SET EXERCISE:
Pick out every line holding the string "Total" and copy it.

* START RAW DATA *

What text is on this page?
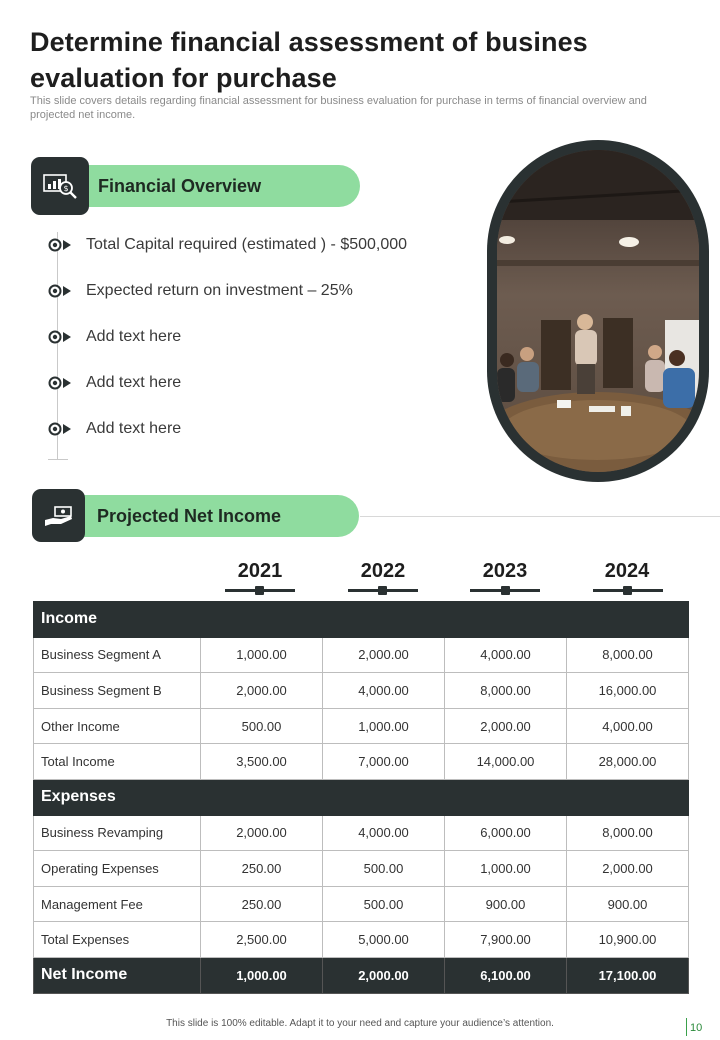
Determine financial assessment of busines evaluation for purchase
This slide covers details regarding financial assessment for business evaluation for purchase in terms of financial overview and projected net income.
$ Financial Overview
Total Capital required (estimated ) - $500,000
Expected return on investment – 25%
Add text here
Add text here
Add text here
Projected Net Income
2021	2022	2023	2024
Income				
Business Segment A	1,000.00	2,000.00	4,000.00	8,000.00
Business Segment B	2,000.00	4,000.00	8,000.00	16,000.00
Other Income	500.00	1,000.00	2,000.00	4,000.00
Total Income	3,500.00	7,000.00	14,000.00	28,000.00
Expenses				
Business Revamping	2,000.00	4,000.00	6,000.00	8,000.00
Operating Expenses	250.00	500.00	1,000.00	2,000.00
Management Fee	250.00	500.00	900.00	900.00
Total Expenses	2,500.00	5,000.00	7,900.00	10,900.00
Net Income	1,000.00	2,000.00	6,100.00	17,100.00
This slide is 100% editable. Adapt it to your need and capture your audience’s attention.	10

* END RAW DATA *

TASK SOLUTION:
Total Capital required (estimated ) - $500,000
Total Income	3,500.00	7,000.00	14,000.00	28,000.00
Total Expenses	2,500.00	5,000.00	7,900.00	10,900.00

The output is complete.